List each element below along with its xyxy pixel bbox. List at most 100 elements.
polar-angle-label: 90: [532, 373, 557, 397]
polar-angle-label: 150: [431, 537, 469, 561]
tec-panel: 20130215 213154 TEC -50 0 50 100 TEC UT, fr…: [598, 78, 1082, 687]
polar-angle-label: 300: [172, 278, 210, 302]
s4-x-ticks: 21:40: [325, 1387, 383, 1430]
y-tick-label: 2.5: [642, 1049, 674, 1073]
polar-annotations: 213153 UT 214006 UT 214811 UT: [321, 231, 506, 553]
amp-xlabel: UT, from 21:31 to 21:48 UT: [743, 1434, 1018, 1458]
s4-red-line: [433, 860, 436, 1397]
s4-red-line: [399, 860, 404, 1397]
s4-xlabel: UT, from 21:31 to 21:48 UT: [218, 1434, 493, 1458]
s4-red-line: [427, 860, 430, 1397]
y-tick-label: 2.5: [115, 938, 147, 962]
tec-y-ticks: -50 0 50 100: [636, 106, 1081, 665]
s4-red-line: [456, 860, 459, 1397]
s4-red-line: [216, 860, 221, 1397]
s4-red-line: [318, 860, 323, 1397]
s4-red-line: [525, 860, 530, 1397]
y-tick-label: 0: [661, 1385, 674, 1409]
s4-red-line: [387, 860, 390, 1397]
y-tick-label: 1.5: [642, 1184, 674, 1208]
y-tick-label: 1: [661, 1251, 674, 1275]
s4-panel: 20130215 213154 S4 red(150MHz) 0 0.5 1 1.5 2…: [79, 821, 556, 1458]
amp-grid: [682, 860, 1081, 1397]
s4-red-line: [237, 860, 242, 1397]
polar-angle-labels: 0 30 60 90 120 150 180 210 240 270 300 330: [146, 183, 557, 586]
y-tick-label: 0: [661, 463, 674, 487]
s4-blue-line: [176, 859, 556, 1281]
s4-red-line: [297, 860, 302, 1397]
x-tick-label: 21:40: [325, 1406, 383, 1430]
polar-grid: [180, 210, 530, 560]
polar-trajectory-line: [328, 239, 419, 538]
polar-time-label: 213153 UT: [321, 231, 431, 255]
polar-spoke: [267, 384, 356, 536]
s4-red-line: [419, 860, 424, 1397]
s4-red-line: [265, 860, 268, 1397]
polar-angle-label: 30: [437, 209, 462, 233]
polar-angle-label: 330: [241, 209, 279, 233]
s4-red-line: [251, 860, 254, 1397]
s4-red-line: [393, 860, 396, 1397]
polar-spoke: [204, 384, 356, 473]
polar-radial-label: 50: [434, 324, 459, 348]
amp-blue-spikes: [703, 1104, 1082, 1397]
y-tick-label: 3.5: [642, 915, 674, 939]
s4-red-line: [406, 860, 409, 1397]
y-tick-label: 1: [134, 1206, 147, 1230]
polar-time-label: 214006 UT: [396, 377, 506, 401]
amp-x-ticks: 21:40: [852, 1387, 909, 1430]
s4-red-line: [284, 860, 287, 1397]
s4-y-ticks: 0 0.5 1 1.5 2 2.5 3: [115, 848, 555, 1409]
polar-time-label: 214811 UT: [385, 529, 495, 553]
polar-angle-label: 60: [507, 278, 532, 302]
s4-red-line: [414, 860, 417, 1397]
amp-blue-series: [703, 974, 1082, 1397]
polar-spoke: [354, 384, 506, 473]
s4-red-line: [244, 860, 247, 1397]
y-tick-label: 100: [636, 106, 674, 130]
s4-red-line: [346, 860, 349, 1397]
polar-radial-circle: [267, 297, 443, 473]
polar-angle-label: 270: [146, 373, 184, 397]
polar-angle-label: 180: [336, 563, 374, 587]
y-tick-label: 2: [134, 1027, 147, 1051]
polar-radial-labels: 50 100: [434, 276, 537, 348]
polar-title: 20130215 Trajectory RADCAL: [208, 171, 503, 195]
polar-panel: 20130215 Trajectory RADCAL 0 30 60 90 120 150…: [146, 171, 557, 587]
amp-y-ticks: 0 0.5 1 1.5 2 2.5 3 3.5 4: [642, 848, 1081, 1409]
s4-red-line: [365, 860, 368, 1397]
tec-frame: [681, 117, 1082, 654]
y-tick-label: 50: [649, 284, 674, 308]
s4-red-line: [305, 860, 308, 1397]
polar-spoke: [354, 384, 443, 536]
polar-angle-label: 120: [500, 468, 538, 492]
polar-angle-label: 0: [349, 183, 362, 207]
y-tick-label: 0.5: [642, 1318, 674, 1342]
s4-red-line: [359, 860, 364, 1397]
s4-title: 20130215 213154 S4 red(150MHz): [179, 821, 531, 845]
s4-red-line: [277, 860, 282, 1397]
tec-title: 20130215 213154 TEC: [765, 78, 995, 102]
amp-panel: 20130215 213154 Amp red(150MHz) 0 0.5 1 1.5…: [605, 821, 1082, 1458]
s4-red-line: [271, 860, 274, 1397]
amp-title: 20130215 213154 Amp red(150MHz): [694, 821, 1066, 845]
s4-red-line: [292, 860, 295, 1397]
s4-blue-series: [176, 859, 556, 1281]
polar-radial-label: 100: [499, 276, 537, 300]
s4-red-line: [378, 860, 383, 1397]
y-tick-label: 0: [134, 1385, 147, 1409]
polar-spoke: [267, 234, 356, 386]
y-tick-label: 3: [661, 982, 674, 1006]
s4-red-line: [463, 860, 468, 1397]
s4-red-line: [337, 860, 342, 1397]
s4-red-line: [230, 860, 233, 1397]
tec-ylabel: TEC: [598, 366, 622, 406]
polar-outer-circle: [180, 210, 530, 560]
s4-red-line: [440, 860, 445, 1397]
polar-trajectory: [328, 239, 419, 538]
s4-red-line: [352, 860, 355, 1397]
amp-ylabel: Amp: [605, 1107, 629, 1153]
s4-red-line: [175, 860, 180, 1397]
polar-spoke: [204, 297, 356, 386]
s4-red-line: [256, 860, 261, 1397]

+ + + +

:: WORK TO DO ::
Recast every line of the entry above as a numbered list, omitting any blank lines.

:: EXERCISE SOLUTION ::
1. List each element below along with its xyxy pixel bbox. List at most 100 elements.
2. polar-angle-label: 90: [532, 373, 557, 397]
3. polar-angle-label: 150: [431, 537, 469, 561]
4. tec-panel: 20130215 213154 TEC -50 0 50 100 TEC UT, fr…: [598, 78, 1082, 687]
5. polar-angle-label: 300: [172, 278, 210, 302]
6. s4-x-ticks: 21:40: [325, 1387, 383, 1430]
7. y-tick-label: 2.5: [642, 1049, 674, 1073]
8. polar-annotations: 213153 UT 214006 UT 214811 UT: [321, 231, 506, 553]
9. amp-xlabel: UT, from 21:31 to 21:48 UT: [743, 1434, 1018, 1458]
10. s4-red-line: [433, 860, 436, 1397]
11. s4-red-line: [399, 860, 404, 1397]
12. s4-xlabel: UT, from 21:31 to 21:48 UT: [218, 1434, 493, 1458]
13. s4-red-line: [427, 860, 430, 1397]
14. y-tick-label: 2.5: [115, 938, 147, 962]
15. tec-y-ticks: -50 0 50 100: [636, 106, 1081, 665]
16. s4-red-line: [456, 860, 459, 1397]
17. s4-red-line: [216, 860, 221, 1397]
18. s4-red-line: [318, 860, 323, 1397]
19. s4-red-line: [525, 860, 530, 1397]
20. y-tick-label: 0: [661, 1385, 674, 1409]
21. s4-red-line: [387, 860, 390, 1397]
22. y-tick-label: 1.5: [642, 1184, 674, 1208]
23. y-tick-label: 1: [661, 1251, 674, 1275]
24. s4-panel: 20130215 213154 S4 red(150MHz) 0 0.5 1 1.5 2…: [79, 821, 556, 1458]
25. amp-grid: [682, 860, 1081, 1397]
26. s4-red-line: [237, 860, 242, 1397]
27. polar-angle-labels: 0 30 60 90 120 150 180 210 240 270 300 330: [146, 183, 557, 586]
28. y-tick-label: 0: [661, 463, 674, 487]
29. s4-blue-line: [176, 859, 556, 1281]
30. s4-red-line: [297, 860, 302, 1397]
31. x-tick-label: 21:40: [325, 1406, 383, 1430]
32. polar-grid: [180, 210, 530, 560]
33. polar-trajectory-line: [328, 239, 419, 538]
34. polar-time-label: 213153 UT: [321, 231, 431, 255]
35. polar-spoke: [267, 384, 356, 536]
36. s4-red-line: [419, 860, 424, 1397]
37. s4-red-line: [265, 860, 268, 1397]
38. polar-angle-label: 30: [437, 209, 462, 233]
39. polar-angle-label: 330: [241, 209, 279, 233]
40. s4-red-line: [251, 860, 254, 1397]
41. s4-red-line: [393, 860, 396, 1397]
42. polar-spoke: [204, 384, 356, 473]
43. polar-radial-label: 50: [434, 324, 459, 348]
44. amp-blue-spikes: [703, 1104, 1082, 1397]
45. y-tick-label: 3.5: [642, 915, 674, 939]
46. s4-red-line: [406, 860, 409, 1397]
47. y-tick-label: 1: [134, 1206, 147, 1230]
48. polar-time-label: 214006 UT: [396, 377, 506, 401]
49. amp-x-ticks: 21:40: [852, 1387, 909, 1430]
50. s4-red-line: [284, 860, 287, 1397]
51. s4-y-ticks: 0 0.5 1 1.5 2 2.5 3: [115, 848, 555, 1409]
52. polar-time-label: 214811 UT: [385, 529, 495, 553]
53. polar-angle-label: 60: [507, 278, 532, 302]
54. s4-red-line: [414, 860, 417, 1397]
55. amp-blue-series: [703, 974, 1082, 1397]
56. polar-spoke: [354, 384, 506, 473]
57. s4-red-line: [244, 860, 247, 1397]
58. y-tick-label: 100: [636, 106, 674, 130]
59. s4-red-line: [346, 860, 349, 1397]
60. polar-radial-circle: [267, 297, 443, 473]
61. polar-angle-label: 270: [146, 373, 184, 397]
62. polar-angle-label: 180: [336, 563, 374, 587]
63. y-tick-label: 2: [134, 1027, 147, 1051]
64. polar-radial-labels: 50 100: [434, 276, 537, 348]
65. polar-title: 20130215 Trajectory RADCAL: [208, 171, 503, 195]
66. polar-panel: 20130215 Trajectory RADCAL 0 30 60 90 120 150…: [146, 171, 557, 587]
67. amp-y-ticks: 0 0.5 1 1.5 2 2.5 3 3.5 4: [642, 848, 1081, 1409]
68. s4-red-line: [365, 860, 368, 1397]
69. tec-frame: [681, 117, 1082, 654]
70. y-tick-label: 50: [649, 284, 674, 308]
71. s4-red-line: [305, 860, 308, 1397]
72. polar-spoke: [354, 384, 443, 536]
73. polar-angle-label: 120: [500, 468, 538, 492]
74. polar-angle-label: 0: [349, 183, 362, 207]
75. y-tick-label: 0.5: [642, 1318, 674, 1342]
76. s4-red-line: [359, 860, 364, 1397]
77. s4-title: 20130215 213154 S4 red(150MHz): [179, 821, 531, 845]
78. s4-red-line: [277, 860, 282, 1397]
79. tec-title: 20130215 213154 TEC: [765, 78, 995, 102]
80. amp-panel: 20130215 213154 Amp red(150MHz) 0 0.5 1 1.5…: [605, 821, 1082, 1458]
81. s4-red-line: [271, 860, 274, 1397]
82. amp-title: 20130215 213154 Amp red(150MHz): [694, 821, 1066, 845]
83. s4-red-line: [292, 860, 295, 1397]
84. s4-blue-series: [176, 859, 556, 1281]
85. polar-radial-label: 100: [499, 276, 537, 300]
86. s4-red-line: [378, 860, 383, 1397]
87. y-tick-label: 0: [134, 1385, 147, 1409]
88. polar-spoke: [267, 234, 356, 386]
89. y-tick-label: 3: [661, 982, 674, 1006]
90. s4-red-line: [463, 860, 468, 1397]
91. s4-red-line: [337, 860, 342, 1397]
92. s4-red-line: [230, 860, 233, 1397]
93. tec-ylabel: TEC: [598, 366, 622, 406]
94. polar-outer-circle: [180, 210, 530, 560]
95. s4-red-line: [440, 860, 445, 1397]
96. polar-trajectory: [328, 239, 419, 538]
97. s4-red-line: [352, 860, 355, 1397]
98. amp-ylabel: Amp: [605, 1107, 629, 1153]
99. s4-red-line: [175, 860, 180, 1397]
100. polar-spoke: [204, 297, 356, 386]
101. s4-red-line: [256, 860, 261, 1397]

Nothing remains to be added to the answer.